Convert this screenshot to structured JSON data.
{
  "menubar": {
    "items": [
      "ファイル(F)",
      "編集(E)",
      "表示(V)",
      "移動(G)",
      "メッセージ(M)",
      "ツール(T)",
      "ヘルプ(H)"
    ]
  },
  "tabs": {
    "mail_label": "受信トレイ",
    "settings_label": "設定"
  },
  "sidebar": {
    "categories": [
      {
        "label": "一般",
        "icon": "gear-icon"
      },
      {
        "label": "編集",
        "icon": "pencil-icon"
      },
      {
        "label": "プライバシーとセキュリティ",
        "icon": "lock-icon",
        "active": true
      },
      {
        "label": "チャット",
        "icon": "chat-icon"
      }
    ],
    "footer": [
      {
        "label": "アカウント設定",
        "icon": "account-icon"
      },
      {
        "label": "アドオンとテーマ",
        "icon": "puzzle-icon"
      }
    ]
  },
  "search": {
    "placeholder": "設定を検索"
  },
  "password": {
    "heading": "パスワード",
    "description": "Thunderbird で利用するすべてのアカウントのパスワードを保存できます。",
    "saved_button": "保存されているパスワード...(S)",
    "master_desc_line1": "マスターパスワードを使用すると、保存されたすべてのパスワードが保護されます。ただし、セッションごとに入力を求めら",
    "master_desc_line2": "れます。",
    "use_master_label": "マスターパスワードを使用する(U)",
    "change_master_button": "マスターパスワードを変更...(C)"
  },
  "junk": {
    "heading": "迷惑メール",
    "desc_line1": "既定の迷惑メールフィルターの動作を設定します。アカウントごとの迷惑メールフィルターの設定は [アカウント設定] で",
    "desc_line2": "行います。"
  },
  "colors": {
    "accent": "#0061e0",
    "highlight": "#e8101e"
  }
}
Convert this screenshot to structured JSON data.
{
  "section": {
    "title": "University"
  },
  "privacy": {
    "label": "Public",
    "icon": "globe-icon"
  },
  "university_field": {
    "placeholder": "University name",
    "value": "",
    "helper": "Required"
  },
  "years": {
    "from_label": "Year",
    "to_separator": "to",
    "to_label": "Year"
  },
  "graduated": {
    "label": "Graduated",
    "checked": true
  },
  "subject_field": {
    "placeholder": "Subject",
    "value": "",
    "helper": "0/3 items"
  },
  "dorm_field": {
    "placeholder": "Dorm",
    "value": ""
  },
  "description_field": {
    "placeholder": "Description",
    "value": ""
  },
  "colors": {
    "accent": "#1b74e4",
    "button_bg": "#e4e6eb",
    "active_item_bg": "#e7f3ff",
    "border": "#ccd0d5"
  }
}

⁂

# WORK TO COMPLETE
Print the whole listing exactly as it is.

# THE REPLY
Convert this screenshot to structured JSON data.
{
  "menubar": {
    "items": [
      "ファイル(F)",
      "編集(E)",
      "表示(V)",
      "移動(G)",
      "メッセージ(M)",
      "ツール(T)",
      "ヘルプ(H)"
    ]
  },
  "tabs": {
    "mail_label": "受信トレイ",
    "settings_label": "設定"
  },
  "sidebar": {
    "categories": [
      {
        "label": "一般",
        "icon": "gear-icon"
      },
      {
        "label": "編集",
        "icon": "pencil-icon"
      },
      {
        "label": "プライバシーとセキュリティ",
        "icon": "lock-icon",
        "active": true
      },
      {
        "label": "チャット",
        "icon": "chat-icon"
      }
    ],
    "footer": [
      {
        "label": "アカウント設定",
        "icon": "account-icon"
      },
      {
        "label": "アドオンとテーマ",
        "icon": "puzzle-icon"
      }
    ]
  },
  "search": {
    "placeholder": "設定を検索"
  },
  "password": {
    "heading": "パスワード",
    "description": "Thunderbird で利用するすべてのアカウントのパスワードを保存できます。",
    "saved_button": "保存されているパスワード...(S)",
    "master_desc_line1": "マスターパスワードを使用すると、保存されたすべてのパスワードが保護されます。ただし、セッションごとに入力を求めら",
    "master_desc_line2": "れます。",
    "use_master_label": "マスターパスワードを使用する(U)",
    "change_master_button": "マスターパスワードを変更...(C)"
  },
  "junk": {
    "heading": "迷惑メール",
    "desc_line1": "既定の迷惑メールフィルターの動作を設定します。アカウントごとの迷惑メールフィルターの設定は [アカウント設定] で",
    "desc_line2": "行います。"
  },
  "colors": {
    "accent": "#0061e0",
    "highlight": "#e8101e"
  }
}
Convert this screenshot to structured JSON data.
{
  "section": {
    "title": "University"
  },
  "privacy": {
    "label": "Public",
    "icon": "globe-icon"
  },
  "university_field": {
    "placeholder": "University name",
    "value": "",
    "helper": "Required"
  },
  "years": {
    "from_label": "Year",
    "to_separator": "to",
    "to_label": "Year"
  },
  "graduated": {
    "label": "Graduated",
    "checked": true
  },
  "subject_field": {
    "placeholder": "Subject",
    "value": "",
    "helper": "0/3 items"
  },
  "dorm_field": {
    "placeholder": "Dorm",
    "value": ""
  },
  "description_field": {
    "placeholder": "Description",
    "value": ""
  },
  "colors": {
    "accent": "#1b74e4",
    "button_bg": "#e4e6eb",
    "active_item_bg": "#e7f3ff",
    "border": "#ccd0d5"
  }
}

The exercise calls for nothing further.